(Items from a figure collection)
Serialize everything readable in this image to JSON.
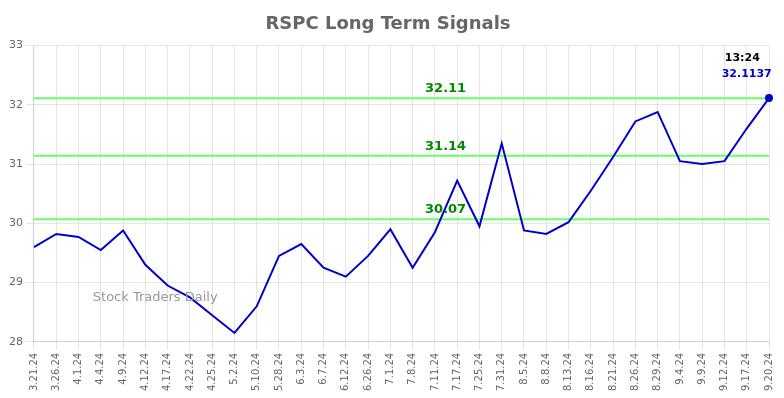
{
  "chart_data": {
    "type": "line",
    "title": "RSPC Long Term Signals",
    "categories": [
      "3.21.24",
      "3.26.24",
      "4.1.24",
      "4.4.24",
      "4.9.24",
      "4.12.24",
      "4.17.24",
      "4.22.24",
      "4.25.24",
      "5.2.24",
      "5.10.24",
      "5.28.24",
      "6.3.24",
      "6.7.24",
      "6.12.24",
      "6.26.24",
      "7.1.24",
      "7.8.24",
      "7.11.24",
      "7.17.24",
      "7.25.24",
      "7.31.24",
      "8.5.24",
      "8.8.24",
      "8.13.24",
      "8.16.24",
      "8.21.24",
      "8.26.24",
      "8.29.24",
      "9.4.24",
      "9.9.24",
      "9.12.24",
      "9.17.24",
      "9.20.24"
    ],
    "values": [
      29.6,
      29.82,
      29.77,
      29.55,
      29.88,
      29.3,
      28.95,
      28.75,
      28.45,
      28.15,
      28.6,
      29.45,
      29.65,
      29.25,
      29.1,
      29.45,
      29.9,
      29.25,
      29.85,
      30.72,
      29.95,
      31.35,
      29.88,
      29.82,
      30.02,
      30.55,
      31.12,
      31.72,
      31.88,
      31.05,
      31.0,
      31.05,
      31.6,
      32.1137
    ],
    "color": "#0000cc",
    "ylim": [
      28,
      33
    ],
    "yticks": [
      28,
      29,
      30,
      31,
      32,
      33
    ],
    "grid": true,
    "hlines": [
      {
        "value": 30.07,
        "label": "30.07",
        "color": "#66ff66",
        "label_color": "#008800"
      },
      {
        "value": 31.14,
        "label": "31.14",
        "color": "#66ff66",
        "label_color": "#008800"
      },
      {
        "value": 32.11,
        "label": "32.11",
        "color": "#66ff66",
        "label_color": "#008800"
      }
    ],
    "annotations": [
      {
        "text": "13:24",
        "x": "9.20.24",
        "y": 32.1137,
        "color": "#000000"
      },
      {
        "text": "32.1137",
        "x": "9.20.24",
        "y": 32.1137,
        "color": "#0000cc"
      },
      {
        "text": "Stock Traders Daily",
        "color": "#999999"
      }
    ]
  }
}
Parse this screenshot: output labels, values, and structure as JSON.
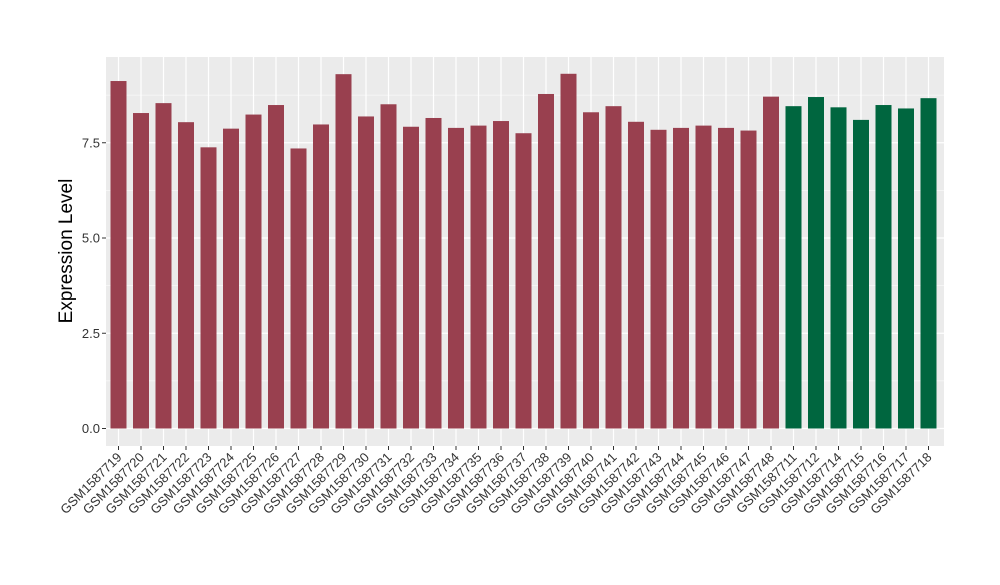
{
  "chart_data": {
    "type": "bar",
    "title": "",
    "xlabel": "",
    "ylabel": "Expression Level",
    "ylim": [
      0,
      9.7
    ],
    "yticks": [
      0.0,
      2.5,
      5.0,
      7.5
    ],
    "ytick_labels": [
      "0.0",
      "2.5",
      "5.0",
      "7.5"
    ],
    "grid": true,
    "legend": "none",
    "colors": {
      "group1": "#99404f",
      "group2": "#00663f",
      "panel_bg": "#ebebeb",
      "grid": "#ffffff"
    },
    "categories": [
      "GSM1587719",
      "GSM1587720",
      "GSM1587721",
      "GSM1587722",
      "GSM1587723",
      "GSM1587724",
      "GSM1587725",
      "GSM1587726",
      "GSM1587727",
      "GSM1587728",
      "GSM1587729",
      "GSM1587730",
      "GSM1587731",
      "GSM1587732",
      "GSM1587733",
      "GSM1587734",
      "GSM1587735",
      "GSM1587736",
      "GSM1587737",
      "GSM1587738",
      "GSM1587739",
      "GSM1587740",
      "GSM1587741",
      "GSM1587742",
      "GSM1587743",
      "GSM1587744",
      "GSM1587745",
      "GSM1587746",
      "GSM1587747",
      "GSM1587748",
      "GSM1587711",
      "GSM1587712",
      "GSM1587714",
      "GSM1587715",
      "GSM1587716",
      "GSM1587717",
      "GSM1587718"
    ],
    "values": [
      9.12,
      8.28,
      8.54,
      8.04,
      7.38,
      7.87,
      8.24,
      8.49,
      7.35,
      7.98,
      9.3,
      8.19,
      8.51,
      7.92,
      8.15,
      7.89,
      7.95,
      8.07,
      7.75,
      8.78,
      9.31,
      8.3,
      8.46,
      8.05,
      7.84,
      7.89,
      7.95,
      7.89,
      7.82,
      8.71,
      8.46,
      8.7,
      8.43,
      8.1,
      8.49,
      8.4,
      8.67
    ],
    "groups": [
      "group1",
      "group1",
      "group1",
      "group1",
      "group1",
      "group1",
      "group1",
      "group1",
      "group1",
      "group1",
      "group1",
      "group1",
      "group1",
      "group1",
      "group1",
      "group1",
      "group1",
      "group1",
      "group1",
      "group1",
      "group1",
      "group1",
      "group1",
      "group1",
      "group1",
      "group1",
      "group1",
      "group1",
      "group1",
      "group1",
      "group2",
      "group2",
      "group2",
      "group2",
      "group2",
      "group2",
      "group2"
    ]
  }
}
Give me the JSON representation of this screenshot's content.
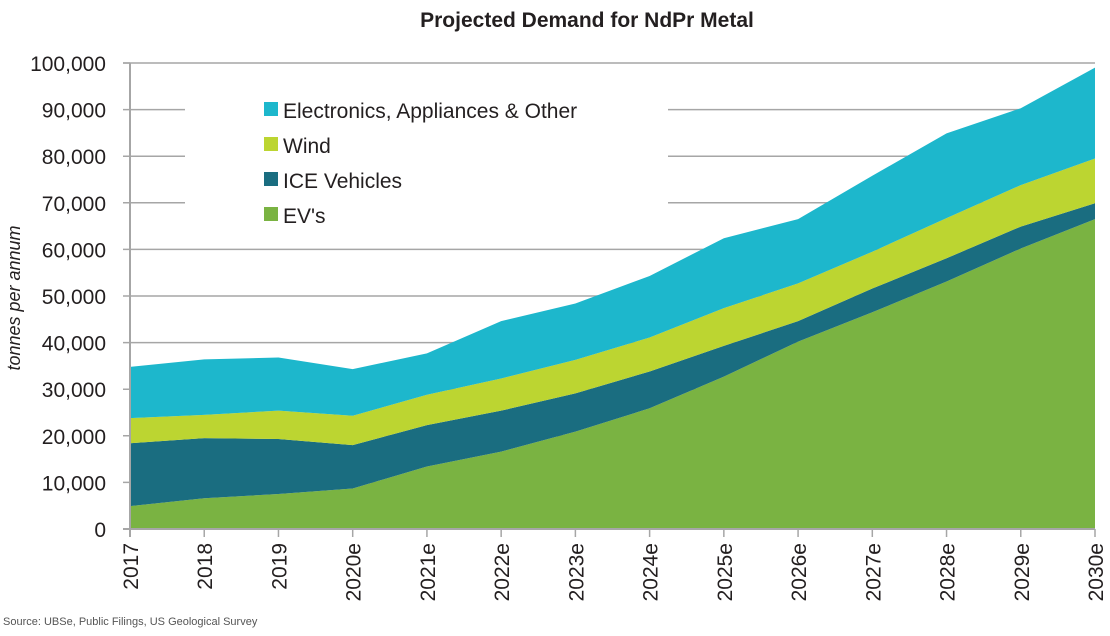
{
  "chart_data": {
    "type": "area",
    "stacked": true,
    "title": "Projected Demand for NdPr Metal",
    "xlabel": "",
    "ylabel": "tonnes per annum",
    "ylim": [
      0,
      100000
    ],
    "yticks": [
      0,
      10000,
      20000,
      30000,
      40000,
      50000,
      60000,
      70000,
      80000,
      90000,
      100000
    ],
    "ytick_labels": [
      "0",
      "10,000",
      "20,000",
      "30,000",
      "40,000",
      "50,000",
      "60,000",
      "70,000",
      "80,000",
      "90,000",
      "100,000"
    ],
    "grid": "horizontal",
    "legend_position": "top-left",
    "categories": [
      "2017",
      "2018",
      "2019",
      "2020e",
      "2021e",
      "2022e",
      "2023e",
      "2024e",
      "2025e",
      "2026e",
      "2027e",
      "2028e",
      "2029e",
      "2030e"
    ],
    "series": [
      {
        "name": "EV's",
        "color": "#7ab342",
        "values": [
          4900,
          6600,
          7500,
          8700,
          13400,
          16600,
          20900,
          25900,
          32700,
          40200,
          46500,
          53100,
          60200,
          66500
        ]
      },
      {
        "name": "ICE Vehicles",
        "color": "#1a6d80",
        "values": [
          13500,
          12900,
          11800,
          9300,
          8900,
          8800,
          8200,
          7900,
          6600,
          4400,
          5100,
          5000,
          4700,
          3400
        ]
      },
      {
        "name": "Wind",
        "color": "#bcd531",
        "values": [
          5400,
          5000,
          6100,
          6300,
          6500,
          6900,
          7200,
          7300,
          8100,
          8100,
          7900,
          8600,
          8900,
          9600
        ]
      },
      {
        "name": "Electronics, Appliances & Other",
        "color": "#1db7cc",
        "values": [
          11000,
          11900,
          11400,
          10000,
          8900,
          12300,
          12100,
          13200,
          15000,
          13800,
          16300,
          18200,
          16500,
          19500
        ]
      }
    ],
    "legend_order": [
      "Electronics, Appliances & Other",
      "Wind",
      "ICE Vehicles",
      "EV's"
    ],
    "source": "Source: UBSe, Public Filings, US Geological Survey"
  }
}
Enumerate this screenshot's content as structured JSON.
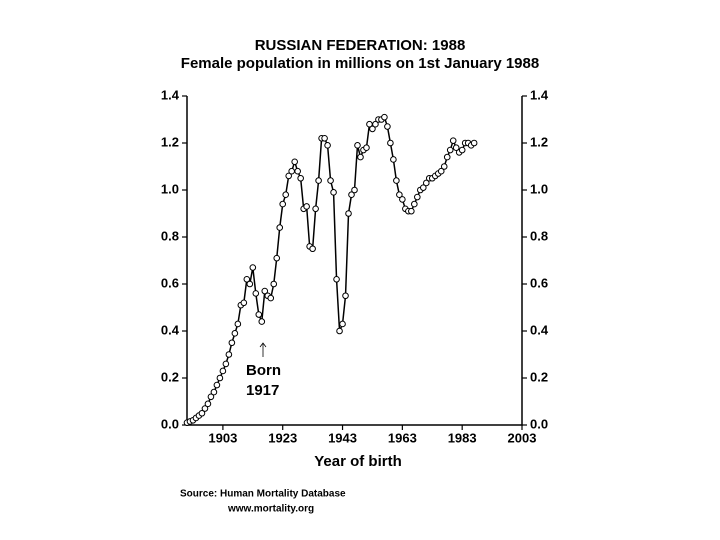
{
  "chart_data": {
    "type": "line",
    "title": "RUSSIAN FEDERATION: 1988",
    "subtitle": "Female population in millions on 1st January 1988",
    "x_label": "Year of birth",
    "annotation": [
      "Born",
      "1917"
    ],
    "source": [
      "Source: Human Mortality Database",
      "www.mortality.org"
    ],
    "color": "#000000",
    "x": [
      1891,
      1892,
      1893,
      1894,
      1895,
      1896,
      1897,
      1898,
      1899,
      1900,
      1901,
      1902,
      1903,
      1904,
      1905,
      1906,
      1907,
      1908,
      1909,
      1910,
      1911,
      1912,
      1913,
      1914,
      1915,
      1916,
      1917,
      1918,
      1919,
      1920,
      1921,
      1922,
      1923,
      1924,
      1925,
      1926,
      1927,
      1928,
      1929,
      1930,
      1931,
      1932,
      1933,
      1934,
      1935,
      1936,
      1937,
      1938,
      1939,
      1940,
      1941,
      1942,
      1943,
      1944,
      1945,
      1946,
      1947,
      1948,
      1949,
      1950,
      1951,
      1952,
      1953,
      1954,
      1955,
      1956,
      1957,
      1958,
      1959,
      1960,
      1961,
      1962,
      1963,
      1964,
      1965,
      1966,
      1967,
      1968,
      1969,
      1970,
      1971,
      1972,
      1973,
      1974,
      1975,
      1976,
      1977,
      1978,
      1979,
      1980,
      1981,
      1982,
      1983,
      1984,
      1985,
      1986,
      1987
    ],
    "values": [
      0.01,
      0.015,
      0.02,
      0.03,
      0.04,
      0.05,
      0.07,
      0.09,
      0.12,
      0.14,
      0.17,
      0.2,
      0.23,
      0.26,
      0.3,
      0.35,
      0.39,
      0.43,
      0.51,
      0.52,
      0.62,
      0.6,
      0.67,
      0.56,
      0.47,
      0.44,
      0.57,
      0.55,
      0.54,
      0.6,
      0.71,
      0.84,
      0.94,
      0.98,
      1.06,
      1.08,
      1.12,
      1.08,
      1.05,
      0.92,
      0.93,
      0.76,
      0.75,
      0.92,
      1.04,
      1.22,
      1.22,
      1.19,
      1.04,
      0.99,
      0.62,
      0.4,
      0.43,
      0.55,
      0.9,
      0.98,
      1.0,
      1.19,
      1.14,
      1.17,
      1.18,
      1.28,
      1.26,
      1.28,
      1.3,
      1.3,
      1.31,
      1.27,
      1.2,
      1.13,
      1.04,
      0.98,
      0.96,
      0.92,
      0.91,
      0.91,
      0.94,
      0.97,
      1.0,
      1.01,
      1.03,
      1.05,
      1.05,
      1.06,
      1.07,
      1.08,
      1.1,
      1.14,
      1.17,
      1.21,
      1.18,
      1.16,
      1.17,
      1.2,
      1.2,
      1.19,
      1.2
    ],
    "xlim": [
      1891,
      2003
    ],
    "xticks": [
      1903,
      1923,
      1943,
      1963,
      1983,
      2003
    ],
    "ylim": [
      0,
      1.4
    ],
    "yticks": [
      {
        "value": 0,
        "label": "0.0"
      },
      0.2,
      0.4,
      0.6,
      0.8,
      {
        "value": 1,
        "label": "1.0"
      },
      1.2,
      1.4
    ]
  }
}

◆ What you will do ◆
Gather each line that holds "text".

◆ Finished exercise ◆
        "text": "13:24",
        "text": "32.1137",
        "text": "Stock Traders Daily",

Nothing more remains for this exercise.